:: Source records ::
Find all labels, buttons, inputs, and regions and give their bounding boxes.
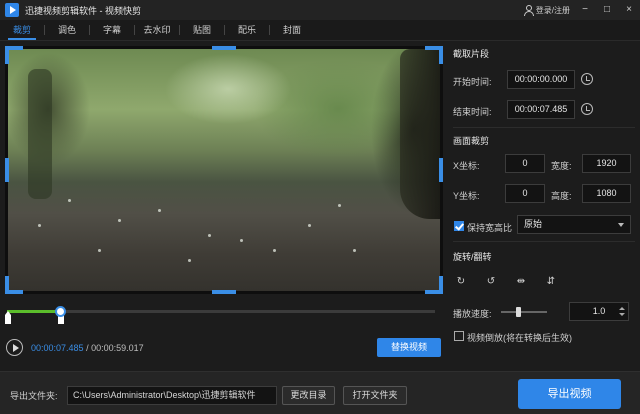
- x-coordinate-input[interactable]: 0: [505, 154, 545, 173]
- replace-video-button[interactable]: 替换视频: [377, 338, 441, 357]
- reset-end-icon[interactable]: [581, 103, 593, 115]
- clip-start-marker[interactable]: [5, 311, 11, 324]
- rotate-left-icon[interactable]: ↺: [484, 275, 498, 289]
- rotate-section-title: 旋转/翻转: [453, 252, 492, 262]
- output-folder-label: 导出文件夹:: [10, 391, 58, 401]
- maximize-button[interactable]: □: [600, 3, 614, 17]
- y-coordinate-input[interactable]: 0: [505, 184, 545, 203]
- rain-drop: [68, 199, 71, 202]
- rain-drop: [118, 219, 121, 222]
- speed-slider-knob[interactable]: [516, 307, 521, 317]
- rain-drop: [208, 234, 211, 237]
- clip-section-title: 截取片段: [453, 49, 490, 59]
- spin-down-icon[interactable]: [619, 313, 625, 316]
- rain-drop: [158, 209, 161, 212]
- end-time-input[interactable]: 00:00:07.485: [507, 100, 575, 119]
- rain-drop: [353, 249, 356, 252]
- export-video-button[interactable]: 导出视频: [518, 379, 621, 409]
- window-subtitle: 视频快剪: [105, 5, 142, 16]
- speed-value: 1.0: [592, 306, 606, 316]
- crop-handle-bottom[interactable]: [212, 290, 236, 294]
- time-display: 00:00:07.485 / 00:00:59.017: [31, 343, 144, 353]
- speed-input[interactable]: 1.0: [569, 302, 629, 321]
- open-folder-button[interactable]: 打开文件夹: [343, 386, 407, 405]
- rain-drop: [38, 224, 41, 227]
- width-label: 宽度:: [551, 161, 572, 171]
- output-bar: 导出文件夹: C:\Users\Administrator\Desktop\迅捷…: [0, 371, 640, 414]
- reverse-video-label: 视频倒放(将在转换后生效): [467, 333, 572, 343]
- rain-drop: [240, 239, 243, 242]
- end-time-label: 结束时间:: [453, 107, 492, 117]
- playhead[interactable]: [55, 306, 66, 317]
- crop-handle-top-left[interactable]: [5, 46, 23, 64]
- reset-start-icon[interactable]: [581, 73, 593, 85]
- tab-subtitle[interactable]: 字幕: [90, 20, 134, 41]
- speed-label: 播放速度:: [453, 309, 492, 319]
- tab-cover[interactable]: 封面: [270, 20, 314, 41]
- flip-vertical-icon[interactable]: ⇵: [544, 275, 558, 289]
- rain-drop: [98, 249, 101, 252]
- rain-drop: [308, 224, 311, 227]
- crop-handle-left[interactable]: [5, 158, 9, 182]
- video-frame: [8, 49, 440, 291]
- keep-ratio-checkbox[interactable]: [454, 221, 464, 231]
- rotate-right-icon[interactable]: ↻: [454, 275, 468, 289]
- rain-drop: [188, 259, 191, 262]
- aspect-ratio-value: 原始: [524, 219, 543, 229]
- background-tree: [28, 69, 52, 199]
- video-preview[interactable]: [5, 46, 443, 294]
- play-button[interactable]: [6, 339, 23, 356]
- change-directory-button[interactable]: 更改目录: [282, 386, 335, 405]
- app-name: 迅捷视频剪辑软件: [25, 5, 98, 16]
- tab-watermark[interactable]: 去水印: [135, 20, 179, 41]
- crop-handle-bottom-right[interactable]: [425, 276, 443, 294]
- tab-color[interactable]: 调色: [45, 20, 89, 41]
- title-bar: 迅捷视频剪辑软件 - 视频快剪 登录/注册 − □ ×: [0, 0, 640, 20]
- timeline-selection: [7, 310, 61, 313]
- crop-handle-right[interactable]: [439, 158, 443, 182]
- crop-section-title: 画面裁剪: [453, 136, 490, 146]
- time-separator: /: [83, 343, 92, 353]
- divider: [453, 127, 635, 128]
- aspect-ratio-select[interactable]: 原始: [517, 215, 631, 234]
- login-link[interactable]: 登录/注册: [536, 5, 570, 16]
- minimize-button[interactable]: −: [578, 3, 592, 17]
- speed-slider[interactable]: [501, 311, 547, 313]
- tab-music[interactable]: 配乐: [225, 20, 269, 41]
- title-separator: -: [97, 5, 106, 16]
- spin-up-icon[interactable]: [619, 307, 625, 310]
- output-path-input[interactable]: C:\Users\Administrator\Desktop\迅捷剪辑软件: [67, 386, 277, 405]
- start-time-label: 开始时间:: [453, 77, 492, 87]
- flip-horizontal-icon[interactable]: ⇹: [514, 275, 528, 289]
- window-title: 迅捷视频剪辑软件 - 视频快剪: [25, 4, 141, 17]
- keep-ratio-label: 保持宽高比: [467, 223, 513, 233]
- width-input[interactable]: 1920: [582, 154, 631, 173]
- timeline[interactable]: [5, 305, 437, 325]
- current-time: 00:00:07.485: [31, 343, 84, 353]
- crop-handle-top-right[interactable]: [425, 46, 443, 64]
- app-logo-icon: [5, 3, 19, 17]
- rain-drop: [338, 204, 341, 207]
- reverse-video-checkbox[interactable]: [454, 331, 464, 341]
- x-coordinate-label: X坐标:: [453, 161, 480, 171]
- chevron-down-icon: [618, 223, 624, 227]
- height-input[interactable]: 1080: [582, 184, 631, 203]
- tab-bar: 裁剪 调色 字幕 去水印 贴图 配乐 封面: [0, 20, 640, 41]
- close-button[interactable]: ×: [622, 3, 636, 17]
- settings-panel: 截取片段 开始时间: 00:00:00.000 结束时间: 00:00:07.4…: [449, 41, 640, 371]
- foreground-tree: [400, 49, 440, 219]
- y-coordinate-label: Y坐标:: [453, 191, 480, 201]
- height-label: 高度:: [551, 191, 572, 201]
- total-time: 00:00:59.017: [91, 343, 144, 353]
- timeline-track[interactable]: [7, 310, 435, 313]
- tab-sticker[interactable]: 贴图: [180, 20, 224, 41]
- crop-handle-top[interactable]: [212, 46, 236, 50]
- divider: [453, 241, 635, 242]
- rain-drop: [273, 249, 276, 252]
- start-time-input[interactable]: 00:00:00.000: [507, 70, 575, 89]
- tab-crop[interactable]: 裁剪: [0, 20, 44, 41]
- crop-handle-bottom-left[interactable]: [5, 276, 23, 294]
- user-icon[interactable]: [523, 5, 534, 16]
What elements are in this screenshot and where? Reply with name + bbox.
:::
:: Source records ::
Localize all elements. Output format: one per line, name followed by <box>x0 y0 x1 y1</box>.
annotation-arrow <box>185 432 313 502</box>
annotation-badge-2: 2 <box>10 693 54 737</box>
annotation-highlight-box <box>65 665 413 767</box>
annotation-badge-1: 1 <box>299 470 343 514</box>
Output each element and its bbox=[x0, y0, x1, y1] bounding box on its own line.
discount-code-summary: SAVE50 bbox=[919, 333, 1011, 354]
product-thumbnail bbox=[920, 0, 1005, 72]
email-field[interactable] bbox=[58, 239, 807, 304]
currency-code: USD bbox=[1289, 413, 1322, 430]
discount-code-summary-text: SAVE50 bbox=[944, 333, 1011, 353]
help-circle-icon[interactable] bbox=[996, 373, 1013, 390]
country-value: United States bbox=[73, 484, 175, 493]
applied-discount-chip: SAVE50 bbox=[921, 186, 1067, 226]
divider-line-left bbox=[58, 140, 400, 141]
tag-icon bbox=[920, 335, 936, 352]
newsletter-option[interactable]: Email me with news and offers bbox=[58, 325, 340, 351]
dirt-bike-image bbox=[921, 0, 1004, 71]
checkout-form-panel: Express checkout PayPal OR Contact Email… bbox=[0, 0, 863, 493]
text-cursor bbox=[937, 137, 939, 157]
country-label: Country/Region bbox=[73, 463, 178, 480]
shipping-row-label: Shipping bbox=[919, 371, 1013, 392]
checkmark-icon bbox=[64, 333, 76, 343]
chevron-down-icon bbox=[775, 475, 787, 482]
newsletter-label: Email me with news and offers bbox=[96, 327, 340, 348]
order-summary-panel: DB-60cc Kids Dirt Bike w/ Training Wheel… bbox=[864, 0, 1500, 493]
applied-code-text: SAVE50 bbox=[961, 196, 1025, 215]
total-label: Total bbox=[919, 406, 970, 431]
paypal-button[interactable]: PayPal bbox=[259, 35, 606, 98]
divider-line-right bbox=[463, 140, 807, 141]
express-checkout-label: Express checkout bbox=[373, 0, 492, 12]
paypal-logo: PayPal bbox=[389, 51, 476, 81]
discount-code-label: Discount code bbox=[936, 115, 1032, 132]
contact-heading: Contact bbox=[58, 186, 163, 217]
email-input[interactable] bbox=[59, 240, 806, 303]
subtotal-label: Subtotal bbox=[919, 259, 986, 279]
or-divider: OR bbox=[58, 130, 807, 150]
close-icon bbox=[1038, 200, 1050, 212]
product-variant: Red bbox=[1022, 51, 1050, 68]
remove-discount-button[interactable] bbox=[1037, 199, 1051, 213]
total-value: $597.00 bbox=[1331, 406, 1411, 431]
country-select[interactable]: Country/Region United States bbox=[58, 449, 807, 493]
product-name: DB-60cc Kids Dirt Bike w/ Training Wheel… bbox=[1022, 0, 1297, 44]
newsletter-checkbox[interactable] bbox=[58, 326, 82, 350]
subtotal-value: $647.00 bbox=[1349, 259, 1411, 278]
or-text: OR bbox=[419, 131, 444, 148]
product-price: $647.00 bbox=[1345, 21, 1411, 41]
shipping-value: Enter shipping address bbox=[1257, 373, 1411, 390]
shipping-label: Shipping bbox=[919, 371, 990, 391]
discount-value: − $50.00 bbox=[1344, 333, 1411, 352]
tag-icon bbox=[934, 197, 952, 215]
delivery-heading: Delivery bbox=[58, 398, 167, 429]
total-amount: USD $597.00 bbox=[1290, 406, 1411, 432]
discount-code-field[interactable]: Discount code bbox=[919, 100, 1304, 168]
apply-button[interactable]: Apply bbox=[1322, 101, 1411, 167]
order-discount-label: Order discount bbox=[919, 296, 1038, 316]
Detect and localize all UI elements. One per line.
:::
- _Task to complete_
Output verbatim the span of the items that opens with the line containing "Localize all elements." and closes with the line containing "remove-discount-button[interactable] bbox=[1037, 199, 1051, 213]", with both boundary lines included.

- _Output for this exercise_
Localize all elements. Output format: one per line, name followed by <box>x0 y0 x1 y1</box>.
annotation-arrow <box>185 432 313 502</box>
annotation-badge-2: 2 <box>10 693 54 737</box>
annotation-highlight-box <box>65 665 413 767</box>
annotation-badge-1: 1 <box>299 470 343 514</box>
Output each element and its bbox=[x0, y0, x1, y1] bounding box on its own line.
discount-code-summary: SAVE50 bbox=[919, 333, 1011, 354]
product-thumbnail bbox=[920, 0, 1005, 72]
email-field[interactable] bbox=[58, 239, 807, 304]
currency-code: USD bbox=[1289, 413, 1322, 430]
discount-code-summary-text: SAVE50 bbox=[944, 333, 1011, 353]
help-circle-icon[interactable] bbox=[996, 373, 1013, 390]
country-value: United States bbox=[73, 484, 175, 493]
applied-discount-chip: SAVE50 bbox=[921, 186, 1067, 226]
divider-line-left bbox=[58, 140, 400, 141]
tag-icon bbox=[920, 335, 936, 352]
newsletter-option[interactable]: Email me with news and offers bbox=[58, 325, 340, 351]
dirt-bike-image bbox=[921, 0, 1004, 71]
checkout-form-panel: Express checkout PayPal OR Contact Email… bbox=[0, 0, 863, 493]
text-cursor bbox=[937, 137, 939, 157]
country-label: Country/Region bbox=[73, 463, 178, 480]
shipping-row-label: Shipping bbox=[919, 371, 1013, 392]
checkmark-icon bbox=[64, 333, 76, 343]
chevron-down-icon bbox=[775, 475, 787, 482]
newsletter-label: Email me with news and offers bbox=[96, 327, 340, 348]
order-summary-panel: DB-60cc Kids Dirt Bike w/ Training Wheel… bbox=[864, 0, 1500, 493]
applied-code-text: SAVE50 bbox=[961, 196, 1025, 215]
total-label: Total bbox=[919, 406, 970, 431]
paypal-button[interactable]: PayPal bbox=[259, 35, 606, 98]
divider-line-right bbox=[463, 140, 807, 141]
express-checkout-label: Express checkout bbox=[373, 0, 492, 12]
paypal-logo: PayPal bbox=[389, 51, 476, 81]
discount-code-label: Discount code bbox=[936, 115, 1032, 132]
contact-heading: Contact bbox=[58, 186, 163, 217]
email-input[interactable] bbox=[59, 240, 806, 303]
subtotal-label: Subtotal bbox=[919, 259, 986, 279]
or-divider: OR bbox=[58, 130, 807, 150]
close-icon bbox=[1038, 200, 1050, 212]
product-variant: Red bbox=[1022, 51, 1050, 68]
remove-discount-button[interactable] bbox=[1037, 199, 1051, 213]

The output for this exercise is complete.